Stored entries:
-*-*-
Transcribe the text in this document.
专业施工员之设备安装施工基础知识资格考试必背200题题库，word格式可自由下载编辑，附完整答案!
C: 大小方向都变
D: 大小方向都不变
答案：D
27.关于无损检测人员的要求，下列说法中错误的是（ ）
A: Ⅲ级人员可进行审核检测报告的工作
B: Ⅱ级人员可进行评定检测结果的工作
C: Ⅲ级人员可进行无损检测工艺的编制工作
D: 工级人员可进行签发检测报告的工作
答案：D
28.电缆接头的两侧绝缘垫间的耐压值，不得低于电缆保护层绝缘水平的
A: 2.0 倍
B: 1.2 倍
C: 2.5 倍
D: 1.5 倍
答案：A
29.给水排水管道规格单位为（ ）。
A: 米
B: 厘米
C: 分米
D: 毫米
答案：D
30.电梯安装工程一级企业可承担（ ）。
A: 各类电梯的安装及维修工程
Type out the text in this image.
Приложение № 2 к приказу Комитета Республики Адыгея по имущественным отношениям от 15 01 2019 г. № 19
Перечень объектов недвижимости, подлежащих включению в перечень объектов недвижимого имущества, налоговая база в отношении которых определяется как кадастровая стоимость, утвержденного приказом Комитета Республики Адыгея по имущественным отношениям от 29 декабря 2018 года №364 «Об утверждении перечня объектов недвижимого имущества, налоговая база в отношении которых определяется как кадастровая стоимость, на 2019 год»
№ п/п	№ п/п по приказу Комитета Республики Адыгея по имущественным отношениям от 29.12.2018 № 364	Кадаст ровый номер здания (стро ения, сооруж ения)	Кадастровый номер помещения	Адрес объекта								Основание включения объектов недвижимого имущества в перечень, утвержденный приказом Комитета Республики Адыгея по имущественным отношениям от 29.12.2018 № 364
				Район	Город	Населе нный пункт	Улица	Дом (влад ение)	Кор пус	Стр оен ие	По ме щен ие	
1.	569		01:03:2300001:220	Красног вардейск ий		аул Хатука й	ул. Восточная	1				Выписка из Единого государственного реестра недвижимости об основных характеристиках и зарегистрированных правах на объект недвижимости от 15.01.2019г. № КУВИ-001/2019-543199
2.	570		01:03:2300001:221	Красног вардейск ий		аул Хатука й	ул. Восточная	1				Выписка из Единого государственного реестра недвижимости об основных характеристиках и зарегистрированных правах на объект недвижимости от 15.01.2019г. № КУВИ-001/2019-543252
-*-*-
**PROBLEM STATEMENT:**
From the entries above, pull out each line that includes "реестра".

**SOLVED EXERCISE:**
1.	569		01:03:2300001:220	Красног вардейск ий		аул Хатука й	ул. Восточная	1				Выписка из Единого государственного реестра недвижимости об основных характеристиках и зарегистрированных правах на объект недвижимости от 15.01.2019г. № КУВИ-001/2019-543199
2.	570		01:03:2300001:221	Красног вардейск ий		аул Хатука й	ул. Восточная	1				Выписка из Единого государственного реестра недвижимости об основных характеристиках и зарегистрированных правах на объект недвижимости от 15.01.2019г. № КУВИ-001/2019-543252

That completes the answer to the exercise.